TASK DESCRIPTION: Using the listing below, please gather every line containing the word "Światła".

>> BEGIN RECORDS PROVIDED

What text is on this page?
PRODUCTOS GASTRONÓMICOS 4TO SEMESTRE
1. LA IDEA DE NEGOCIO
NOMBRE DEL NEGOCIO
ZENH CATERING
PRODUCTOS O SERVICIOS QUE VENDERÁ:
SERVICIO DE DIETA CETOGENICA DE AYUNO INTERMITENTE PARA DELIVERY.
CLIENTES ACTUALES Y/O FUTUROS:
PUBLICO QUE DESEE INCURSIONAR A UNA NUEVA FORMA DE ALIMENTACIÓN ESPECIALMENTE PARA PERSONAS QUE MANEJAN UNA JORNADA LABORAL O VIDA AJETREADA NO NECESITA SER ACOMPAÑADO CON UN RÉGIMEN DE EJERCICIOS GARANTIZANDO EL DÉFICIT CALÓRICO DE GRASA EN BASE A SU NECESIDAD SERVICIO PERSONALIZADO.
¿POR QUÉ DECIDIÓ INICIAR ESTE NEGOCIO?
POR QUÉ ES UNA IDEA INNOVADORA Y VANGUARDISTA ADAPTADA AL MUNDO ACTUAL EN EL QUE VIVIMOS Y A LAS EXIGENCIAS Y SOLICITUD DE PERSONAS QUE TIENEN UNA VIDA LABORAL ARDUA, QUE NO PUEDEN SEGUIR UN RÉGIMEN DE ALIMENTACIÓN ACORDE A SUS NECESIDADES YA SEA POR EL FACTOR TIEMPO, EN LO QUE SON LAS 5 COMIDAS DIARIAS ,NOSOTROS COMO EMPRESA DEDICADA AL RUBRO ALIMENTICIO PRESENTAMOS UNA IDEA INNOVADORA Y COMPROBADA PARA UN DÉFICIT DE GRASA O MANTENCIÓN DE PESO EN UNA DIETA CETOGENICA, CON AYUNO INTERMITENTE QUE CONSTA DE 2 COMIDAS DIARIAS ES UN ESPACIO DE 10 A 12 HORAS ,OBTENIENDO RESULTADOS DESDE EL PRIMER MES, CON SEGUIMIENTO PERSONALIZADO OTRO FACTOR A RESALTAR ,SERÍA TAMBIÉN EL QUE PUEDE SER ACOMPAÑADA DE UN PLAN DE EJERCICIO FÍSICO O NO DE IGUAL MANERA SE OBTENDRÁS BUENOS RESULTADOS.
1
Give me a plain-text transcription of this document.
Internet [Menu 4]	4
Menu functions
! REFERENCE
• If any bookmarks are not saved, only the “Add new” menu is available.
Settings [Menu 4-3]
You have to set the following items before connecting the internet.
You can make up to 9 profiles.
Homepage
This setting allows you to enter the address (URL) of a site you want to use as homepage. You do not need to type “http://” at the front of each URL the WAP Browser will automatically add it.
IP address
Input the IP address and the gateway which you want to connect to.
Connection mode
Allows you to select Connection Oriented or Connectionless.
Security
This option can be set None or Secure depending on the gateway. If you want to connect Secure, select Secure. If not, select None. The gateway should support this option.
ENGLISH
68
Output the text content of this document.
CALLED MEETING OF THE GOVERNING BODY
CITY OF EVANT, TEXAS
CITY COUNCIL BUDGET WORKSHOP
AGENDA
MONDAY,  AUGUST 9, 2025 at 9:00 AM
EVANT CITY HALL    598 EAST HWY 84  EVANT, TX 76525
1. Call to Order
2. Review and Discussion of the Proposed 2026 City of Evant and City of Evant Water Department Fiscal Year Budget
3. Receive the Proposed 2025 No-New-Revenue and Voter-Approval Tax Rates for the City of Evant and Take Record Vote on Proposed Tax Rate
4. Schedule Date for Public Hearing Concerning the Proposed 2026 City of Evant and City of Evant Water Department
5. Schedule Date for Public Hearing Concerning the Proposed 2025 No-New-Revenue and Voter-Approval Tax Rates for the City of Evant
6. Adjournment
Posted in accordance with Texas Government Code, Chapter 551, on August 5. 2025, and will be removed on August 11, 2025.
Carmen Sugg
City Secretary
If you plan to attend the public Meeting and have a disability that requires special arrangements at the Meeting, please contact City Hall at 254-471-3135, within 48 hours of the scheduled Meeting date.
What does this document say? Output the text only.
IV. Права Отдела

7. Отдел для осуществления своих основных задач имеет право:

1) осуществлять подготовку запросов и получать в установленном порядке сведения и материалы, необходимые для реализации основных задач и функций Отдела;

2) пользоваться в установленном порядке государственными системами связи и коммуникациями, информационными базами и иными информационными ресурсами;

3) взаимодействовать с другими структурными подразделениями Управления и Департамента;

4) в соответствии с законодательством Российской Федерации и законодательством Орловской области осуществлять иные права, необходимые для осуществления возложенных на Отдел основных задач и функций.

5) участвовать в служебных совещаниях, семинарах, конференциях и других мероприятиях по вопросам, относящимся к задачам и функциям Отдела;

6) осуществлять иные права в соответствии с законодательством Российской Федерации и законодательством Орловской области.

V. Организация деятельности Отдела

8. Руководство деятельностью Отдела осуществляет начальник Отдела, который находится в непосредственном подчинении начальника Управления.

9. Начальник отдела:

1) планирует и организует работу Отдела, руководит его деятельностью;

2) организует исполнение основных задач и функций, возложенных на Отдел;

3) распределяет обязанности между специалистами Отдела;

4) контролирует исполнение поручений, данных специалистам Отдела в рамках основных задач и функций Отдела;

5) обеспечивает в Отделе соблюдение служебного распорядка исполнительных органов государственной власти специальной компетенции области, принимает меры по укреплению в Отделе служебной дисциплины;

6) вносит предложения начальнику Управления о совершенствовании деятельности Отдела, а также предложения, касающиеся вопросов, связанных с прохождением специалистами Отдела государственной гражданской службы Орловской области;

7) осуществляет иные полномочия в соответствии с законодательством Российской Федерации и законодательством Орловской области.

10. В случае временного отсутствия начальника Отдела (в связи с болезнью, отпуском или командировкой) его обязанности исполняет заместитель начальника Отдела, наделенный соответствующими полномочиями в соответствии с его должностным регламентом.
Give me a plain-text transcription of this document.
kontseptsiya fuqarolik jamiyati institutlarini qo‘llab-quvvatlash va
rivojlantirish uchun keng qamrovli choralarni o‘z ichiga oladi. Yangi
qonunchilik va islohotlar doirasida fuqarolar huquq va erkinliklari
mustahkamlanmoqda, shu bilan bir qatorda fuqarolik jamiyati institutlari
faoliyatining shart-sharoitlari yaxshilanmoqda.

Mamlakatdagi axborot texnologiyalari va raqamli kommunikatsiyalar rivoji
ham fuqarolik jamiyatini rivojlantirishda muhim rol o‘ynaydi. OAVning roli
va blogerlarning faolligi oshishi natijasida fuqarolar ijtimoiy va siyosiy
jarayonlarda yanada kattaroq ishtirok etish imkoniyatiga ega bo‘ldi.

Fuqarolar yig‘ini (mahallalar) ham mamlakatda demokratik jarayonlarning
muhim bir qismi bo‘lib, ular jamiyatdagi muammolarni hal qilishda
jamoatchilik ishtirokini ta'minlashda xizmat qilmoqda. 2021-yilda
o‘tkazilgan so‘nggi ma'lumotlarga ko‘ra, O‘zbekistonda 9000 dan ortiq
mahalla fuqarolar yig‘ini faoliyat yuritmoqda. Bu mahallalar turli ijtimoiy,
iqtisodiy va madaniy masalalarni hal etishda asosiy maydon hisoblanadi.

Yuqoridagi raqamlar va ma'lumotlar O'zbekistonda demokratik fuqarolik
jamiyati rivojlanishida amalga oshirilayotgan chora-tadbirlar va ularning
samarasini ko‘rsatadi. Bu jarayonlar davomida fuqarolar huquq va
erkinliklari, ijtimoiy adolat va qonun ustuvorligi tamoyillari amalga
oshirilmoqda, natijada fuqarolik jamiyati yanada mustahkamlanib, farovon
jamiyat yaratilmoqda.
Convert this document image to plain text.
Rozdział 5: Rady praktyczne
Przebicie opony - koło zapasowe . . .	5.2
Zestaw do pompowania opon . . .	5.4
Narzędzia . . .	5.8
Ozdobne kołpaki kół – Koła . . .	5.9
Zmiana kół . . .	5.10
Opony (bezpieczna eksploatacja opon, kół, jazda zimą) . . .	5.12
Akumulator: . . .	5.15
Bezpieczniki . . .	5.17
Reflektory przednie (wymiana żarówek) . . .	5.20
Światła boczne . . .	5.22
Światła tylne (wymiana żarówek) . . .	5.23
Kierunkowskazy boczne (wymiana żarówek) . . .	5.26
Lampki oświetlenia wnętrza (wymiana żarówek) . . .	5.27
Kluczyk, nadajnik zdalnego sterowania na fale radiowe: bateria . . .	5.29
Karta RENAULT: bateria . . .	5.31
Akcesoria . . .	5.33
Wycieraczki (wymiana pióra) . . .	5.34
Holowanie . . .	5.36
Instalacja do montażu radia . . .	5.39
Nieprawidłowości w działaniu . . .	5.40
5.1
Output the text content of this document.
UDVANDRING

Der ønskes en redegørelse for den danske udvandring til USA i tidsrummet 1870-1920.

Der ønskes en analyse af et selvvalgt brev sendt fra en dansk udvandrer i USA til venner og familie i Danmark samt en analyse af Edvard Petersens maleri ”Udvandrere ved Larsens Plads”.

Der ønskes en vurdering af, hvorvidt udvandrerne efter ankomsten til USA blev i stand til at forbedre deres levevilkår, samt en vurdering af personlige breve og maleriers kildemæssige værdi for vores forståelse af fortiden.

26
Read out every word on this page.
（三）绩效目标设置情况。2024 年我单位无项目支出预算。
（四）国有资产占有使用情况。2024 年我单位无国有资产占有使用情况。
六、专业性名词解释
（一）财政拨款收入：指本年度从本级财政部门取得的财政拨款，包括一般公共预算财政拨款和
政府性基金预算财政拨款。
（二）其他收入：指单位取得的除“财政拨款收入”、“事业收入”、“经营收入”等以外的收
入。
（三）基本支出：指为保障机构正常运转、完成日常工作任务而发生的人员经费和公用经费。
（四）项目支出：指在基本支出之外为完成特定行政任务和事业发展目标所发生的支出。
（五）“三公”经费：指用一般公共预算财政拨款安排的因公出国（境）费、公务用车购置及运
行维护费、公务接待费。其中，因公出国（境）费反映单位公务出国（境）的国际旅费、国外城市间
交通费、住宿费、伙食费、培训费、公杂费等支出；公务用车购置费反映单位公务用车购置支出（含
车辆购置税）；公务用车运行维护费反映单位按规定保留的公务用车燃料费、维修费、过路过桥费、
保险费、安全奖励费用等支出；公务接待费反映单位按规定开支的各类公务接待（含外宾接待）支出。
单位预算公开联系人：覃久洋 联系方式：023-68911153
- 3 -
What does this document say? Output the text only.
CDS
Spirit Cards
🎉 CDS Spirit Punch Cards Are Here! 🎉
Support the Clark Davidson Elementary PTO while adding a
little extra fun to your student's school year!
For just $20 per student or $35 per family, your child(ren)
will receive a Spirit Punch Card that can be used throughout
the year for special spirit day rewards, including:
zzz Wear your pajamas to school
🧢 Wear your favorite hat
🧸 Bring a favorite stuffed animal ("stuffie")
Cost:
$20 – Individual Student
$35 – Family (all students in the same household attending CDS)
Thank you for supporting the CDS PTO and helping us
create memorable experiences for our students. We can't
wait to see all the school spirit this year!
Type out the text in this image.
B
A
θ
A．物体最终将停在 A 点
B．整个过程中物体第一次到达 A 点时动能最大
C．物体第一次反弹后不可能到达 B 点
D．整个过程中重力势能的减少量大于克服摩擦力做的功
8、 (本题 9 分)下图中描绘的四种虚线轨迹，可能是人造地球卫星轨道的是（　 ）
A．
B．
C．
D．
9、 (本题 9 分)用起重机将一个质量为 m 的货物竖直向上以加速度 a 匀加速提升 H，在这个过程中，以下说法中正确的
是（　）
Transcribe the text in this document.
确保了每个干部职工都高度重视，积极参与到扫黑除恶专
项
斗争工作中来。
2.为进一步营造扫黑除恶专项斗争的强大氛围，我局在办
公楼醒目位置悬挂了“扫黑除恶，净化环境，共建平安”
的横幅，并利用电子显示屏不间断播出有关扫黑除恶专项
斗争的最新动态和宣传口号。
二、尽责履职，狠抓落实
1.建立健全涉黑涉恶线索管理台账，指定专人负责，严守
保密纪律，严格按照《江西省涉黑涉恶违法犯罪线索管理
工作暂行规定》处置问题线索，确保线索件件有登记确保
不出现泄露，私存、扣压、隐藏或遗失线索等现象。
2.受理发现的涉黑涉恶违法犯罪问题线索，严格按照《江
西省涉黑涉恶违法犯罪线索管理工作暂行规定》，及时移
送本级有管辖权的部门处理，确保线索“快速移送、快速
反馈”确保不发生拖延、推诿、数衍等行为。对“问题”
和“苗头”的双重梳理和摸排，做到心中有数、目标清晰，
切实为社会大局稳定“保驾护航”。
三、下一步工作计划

>> END RECORDS PROVIDED

EXPECTED ANSWER:
Światła boczne . . .	5.22
Światła tylne (wymiana żarówek) . . .	5.23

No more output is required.